→ **Written request**
Every record must be transcribed in its entirety, apart from the images, which are to be omitted.

→ **Entries provided**
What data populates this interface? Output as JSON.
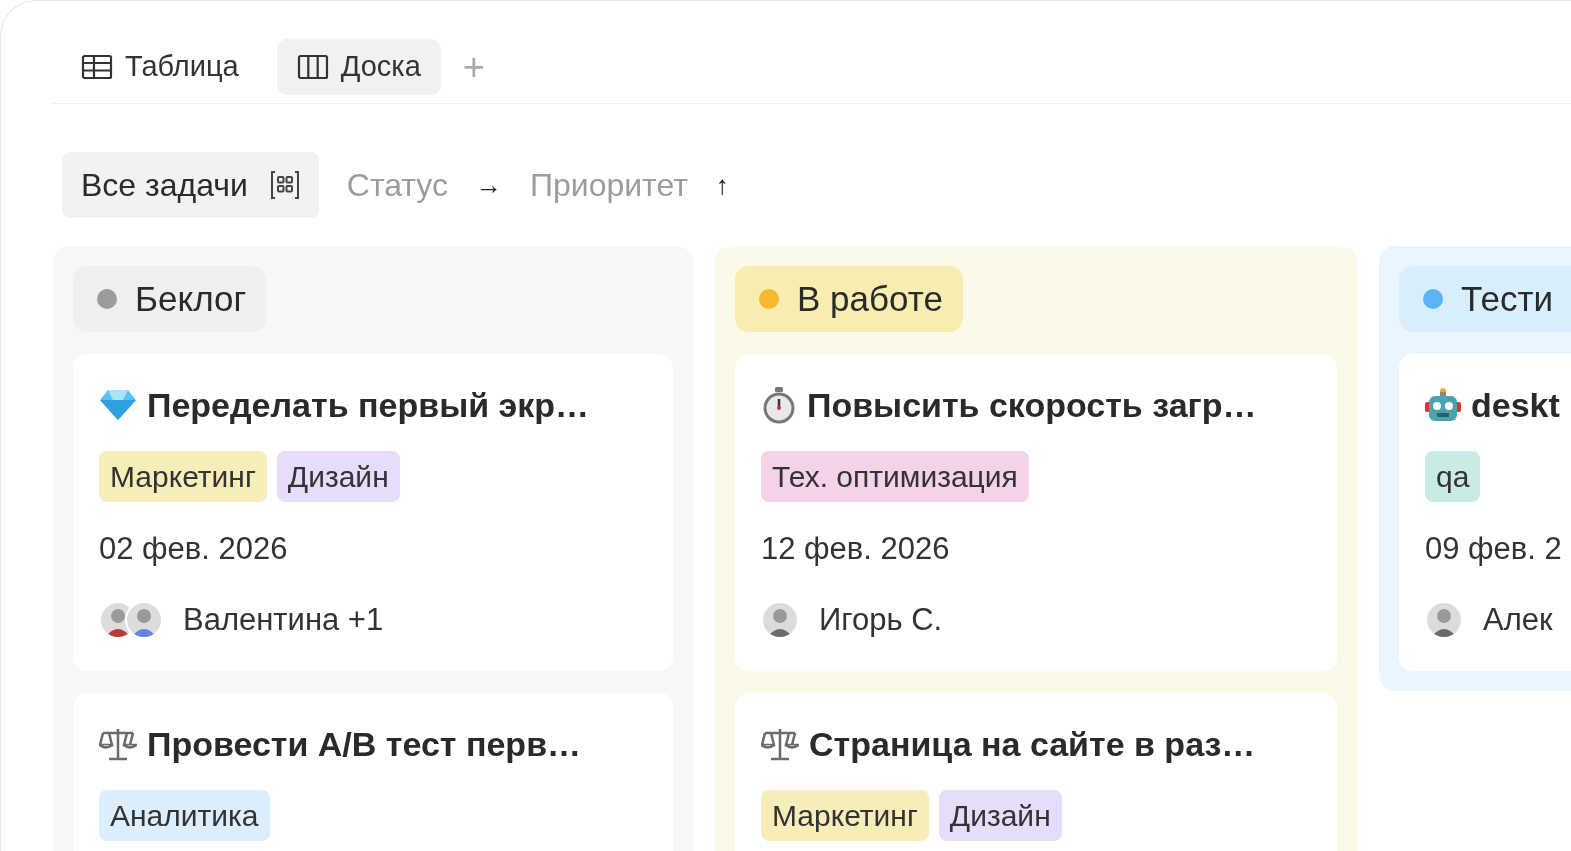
{
  "views": [
    {
      "label": "Таблица",
      "selected": false
    },
    {
      "label": "Доска",
      "selected": true
    }
  ],
  "add_view": "+",
  "filters": [
    {
      "label": "Все задачи",
      "kind": "chip"
    },
    {
      "label": "Статус",
      "kind": "sort",
      "arrow": "→"
    },
    {
      "label": "Приоритет",
      "kind": "sort",
      "arrow": "↑"
    }
  ],
  "columns": [
    {
      "title": "Беклог",
      "color": "#9b9b9b",
      "cards": [
        {
          "title": "Переделать первый экр…",
          "tags": [
            {
              "label": "Маркетинг",
              "color": "#f6edb9"
            },
            {
              "label": "Дизайн",
              "color": "#e8dcfb"
            }
          ],
          "date": "02 фев. 2026",
          "avatars": [
            {
              "color": "#b83a3a"
            },
            {
              "color": "#6b7fe0"
            }
          ],
          "assignee": "Валентина +1"
        },
        {
          "title": "Провести A/B тест перв…",
          "tags": [
            {
              "label": "Аналитика",
              "color": "#dcedfb"
            }
          ]
        }
      ]
    },
    {
      "title": "В работе",
      "color": "#f5b82e",
      "cards": [
        {
          "title": "Повысить скорость загр…",
          "tags": [
            {
              "label": "Тех. оптимизация",
              "color": "#f3d2ea"
            }
          ],
          "date": "12 фев. 2026",
          "avatars": [
            {
              "color": "#6b6b6b"
            }
          ],
          "assignee": "Игорь С."
        },
        {
          "title": "Страница на сайте в раз…",
          "tags": [
            {
              "label": "Маркетинг",
              "color": "#f6edb9"
            },
            {
              "label": "Дизайн",
              "color": "#e8dcfb"
            }
          ]
        }
      ]
    },
    {
      "title": "Тести",
      "color": "#5ab4f5",
      "cards": [
        {
          "title": "deskt",
          "tags": [
            {
              "label": "qa",
              "color": "#c9ebe6"
            }
          ],
          "date": "09 фев. 2",
          "avatars": [
            {
              "color": "#6b6b6b"
            }
          ],
          "assignee": "Алек"
        }
      ]
    }
  ]
}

→ **Response to the exercise**
What data populates this interface? Output as JSON.
{
  "views": [
    {
      "label": "Таблица",
      "selected": false
    },
    {
      "label": "Доска",
      "selected": true
    }
  ],
  "add_view": "+",
  "filters": [
    {
      "label": "Все задачи",
      "kind": "chip"
    },
    {
      "label": "Статус",
      "kind": "sort",
      "arrow": "→"
    },
    {
      "label": "Приоритет",
      "kind": "sort",
      "arrow": "↑"
    }
  ],
  "columns": [
    {
      "title": "Беклог",
      "color": "#9b9b9b",
      "cards": [
        {
          "title": "Переделать первый экр…",
          "tags": [
            {
              "label": "Маркетинг",
              "color": "#f6edb9"
            },
            {
              "label": "Дизайн",
              "color": "#e8dcfb"
            }
          ],
          "date": "02 фев. 2026",
          "avatars": [
            {
              "color": "#b83a3a"
            },
            {
              "color": "#6b7fe0"
            }
          ],
          "assignee": "Валентина +1"
        },
        {
          "title": "Провести A/B тест перв…",
          "tags": [
            {
              "label": "Аналитика",
              "color": "#dcedfb"
            }
          ]
        }
      ]
    },
    {
      "title": "В работе",
      "color": "#f5b82e",
      "cards": [
        {
          "title": "Повысить скорость загр…",
          "tags": [
            {
              "label": "Тех. оптимизация",
              "color": "#f3d2ea"
            }
          ],
          "date": "12 фев. 2026",
          "avatars": [
            {
              "color": "#6b6b6b"
            }
          ],
          "assignee": "Игорь С."
        },
        {
          "title": "Страница на сайте в раз…",
          "tags": [
            {
              "label": "Маркетинг",
              "color": "#f6edb9"
            },
            {
              "label": "Дизайн",
              "color": "#e8dcfb"
            }
          ]
        }
      ]
    },
    {
      "title": "Тести",
      "color": "#5ab4f5",
      "cards": [
        {
          "title": "deskt",
          "tags": [
            {
              "label": "qa",
              "color": "#c9ebe6"
            }
          ],
          "date": "09 фев. 2",
          "avatars": [
            {
              "color": "#6b6b6b"
            }
          ],
          "assignee": "Алек"
        }
      ]
    }
  ]
}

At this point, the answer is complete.